→ WORK INSTRUCTIONS
List, from the lines below, each one with "planches" in it.

(Excerpt from a dataset)

▶

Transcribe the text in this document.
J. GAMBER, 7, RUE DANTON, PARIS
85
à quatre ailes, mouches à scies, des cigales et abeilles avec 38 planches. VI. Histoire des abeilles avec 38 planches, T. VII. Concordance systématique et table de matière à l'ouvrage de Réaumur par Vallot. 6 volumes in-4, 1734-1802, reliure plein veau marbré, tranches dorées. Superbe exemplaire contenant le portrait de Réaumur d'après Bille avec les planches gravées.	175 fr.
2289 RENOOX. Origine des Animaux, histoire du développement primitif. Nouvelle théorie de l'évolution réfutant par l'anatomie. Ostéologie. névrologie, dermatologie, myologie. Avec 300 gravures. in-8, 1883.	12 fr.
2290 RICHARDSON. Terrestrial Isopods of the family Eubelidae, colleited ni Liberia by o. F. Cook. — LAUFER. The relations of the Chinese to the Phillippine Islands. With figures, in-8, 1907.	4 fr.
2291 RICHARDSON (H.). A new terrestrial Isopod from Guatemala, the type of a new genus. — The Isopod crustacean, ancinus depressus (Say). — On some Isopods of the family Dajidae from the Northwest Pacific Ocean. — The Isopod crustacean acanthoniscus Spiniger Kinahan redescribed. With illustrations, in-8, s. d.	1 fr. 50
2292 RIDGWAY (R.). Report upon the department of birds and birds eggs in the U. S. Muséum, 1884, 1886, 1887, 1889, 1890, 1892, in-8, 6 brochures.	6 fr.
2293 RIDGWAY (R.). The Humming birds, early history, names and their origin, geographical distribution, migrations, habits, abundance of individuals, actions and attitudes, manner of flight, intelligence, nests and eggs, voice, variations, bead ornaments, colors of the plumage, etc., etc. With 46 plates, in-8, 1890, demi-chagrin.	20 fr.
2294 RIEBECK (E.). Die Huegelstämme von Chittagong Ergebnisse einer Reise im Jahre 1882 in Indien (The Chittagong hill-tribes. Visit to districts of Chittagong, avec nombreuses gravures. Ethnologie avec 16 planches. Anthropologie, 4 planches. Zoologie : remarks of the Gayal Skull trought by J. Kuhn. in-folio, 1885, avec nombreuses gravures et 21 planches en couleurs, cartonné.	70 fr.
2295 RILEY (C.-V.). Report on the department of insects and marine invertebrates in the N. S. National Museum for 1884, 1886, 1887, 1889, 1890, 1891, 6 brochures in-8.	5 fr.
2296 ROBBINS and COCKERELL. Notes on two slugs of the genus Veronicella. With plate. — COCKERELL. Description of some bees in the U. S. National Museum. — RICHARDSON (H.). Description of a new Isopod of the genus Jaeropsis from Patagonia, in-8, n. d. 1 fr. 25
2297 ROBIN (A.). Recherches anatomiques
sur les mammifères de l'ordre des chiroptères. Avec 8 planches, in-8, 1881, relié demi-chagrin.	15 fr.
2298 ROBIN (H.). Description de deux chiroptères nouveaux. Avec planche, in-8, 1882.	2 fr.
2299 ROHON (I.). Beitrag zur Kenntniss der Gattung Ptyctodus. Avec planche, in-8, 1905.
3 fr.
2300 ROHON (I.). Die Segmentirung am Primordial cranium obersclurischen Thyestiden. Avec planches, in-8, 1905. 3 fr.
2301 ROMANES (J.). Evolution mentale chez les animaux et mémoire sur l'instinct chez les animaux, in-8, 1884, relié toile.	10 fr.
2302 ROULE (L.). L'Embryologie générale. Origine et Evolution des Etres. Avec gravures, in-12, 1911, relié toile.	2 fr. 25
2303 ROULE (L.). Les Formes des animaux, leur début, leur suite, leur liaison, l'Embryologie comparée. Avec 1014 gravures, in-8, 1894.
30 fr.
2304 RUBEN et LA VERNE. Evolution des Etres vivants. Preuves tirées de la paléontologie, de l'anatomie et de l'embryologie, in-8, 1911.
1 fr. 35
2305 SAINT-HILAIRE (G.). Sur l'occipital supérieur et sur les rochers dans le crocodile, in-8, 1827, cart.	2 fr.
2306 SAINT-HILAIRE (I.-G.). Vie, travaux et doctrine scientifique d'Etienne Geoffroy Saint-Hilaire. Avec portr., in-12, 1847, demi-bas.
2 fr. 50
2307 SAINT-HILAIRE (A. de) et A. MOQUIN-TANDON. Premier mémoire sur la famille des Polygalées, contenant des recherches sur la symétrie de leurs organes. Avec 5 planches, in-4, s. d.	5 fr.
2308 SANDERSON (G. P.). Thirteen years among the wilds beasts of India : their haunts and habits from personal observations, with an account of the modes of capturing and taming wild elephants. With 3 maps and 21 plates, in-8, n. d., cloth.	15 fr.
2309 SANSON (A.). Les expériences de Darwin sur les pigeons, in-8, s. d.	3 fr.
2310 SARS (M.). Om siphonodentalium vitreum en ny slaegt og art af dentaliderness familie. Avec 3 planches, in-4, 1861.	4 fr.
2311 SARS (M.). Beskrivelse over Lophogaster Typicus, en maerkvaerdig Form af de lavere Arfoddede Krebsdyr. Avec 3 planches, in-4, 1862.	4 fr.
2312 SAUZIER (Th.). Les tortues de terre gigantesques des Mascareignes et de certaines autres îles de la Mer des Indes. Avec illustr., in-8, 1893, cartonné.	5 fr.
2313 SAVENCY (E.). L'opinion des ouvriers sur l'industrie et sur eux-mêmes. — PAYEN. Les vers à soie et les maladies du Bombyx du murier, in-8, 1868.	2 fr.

◀

→ RESPONSE
à quatre ailes, mouches à scies, des cigales et abeilles avec 38 planches. VI. Histoire des abeilles avec 38 planches, T. VII. Concordance systématique et table de matière à l'ouvrage de Réaumur par Vallot. 6 volumes in-4, 1734-1802, reliure plein veau marbré, tranches dorées. Superbe exemplaire contenant le portrait de Réaumur d'après Bille avec les planches gravées.	175 fr.
2294 RIEBECK (E.). Die Huegelstämme von Chittagong Ergebnisse einer Reise im Jahre 1882 in Indien (The Chittagong hill-tribes. Visit to districts of Chittagong, avec nombreuses gravures. Ethnologie avec 16 planches. Anthropologie, 4 planches. Zoologie : remarks of the Gayal Skull trought by J. Kuhn. in-folio, 1885, avec nombreuses gravures et 21 planches en couleurs, cartonné.	70 fr.
sur les mammifères de l'ordre des chiroptères. Avec 8 planches, in-8, 1881, relié demi-chagrin.	15 fr.
2300 ROHON (I.). Die Segmentirung am Primordial cranium obersclurischen Thyestiden. Avec planches, in-8, 1905. 3 fr.
2307 SAINT-HILAIRE (A. de) et A. MOQUIN-TANDON. Premier mémoire sur la famille des Polygalées, contenant des recherches sur la symétrie de leurs organes. Avec 5 planches, in-4, s. d.	5 fr.
2310 SARS (M.). Om siphonodentalium vitreum en ny slaegt og art af dentaliderness familie. Avec 3 planches, in-4, 1861.	4 fr.
2311 SARS (M.). Beskrivelse over Lophogaster Typicus, en maerkvaerdig Form af de lavere Arfoddede Krebsdyr. Avec 3 planches, in-4, 1862.	4 fr.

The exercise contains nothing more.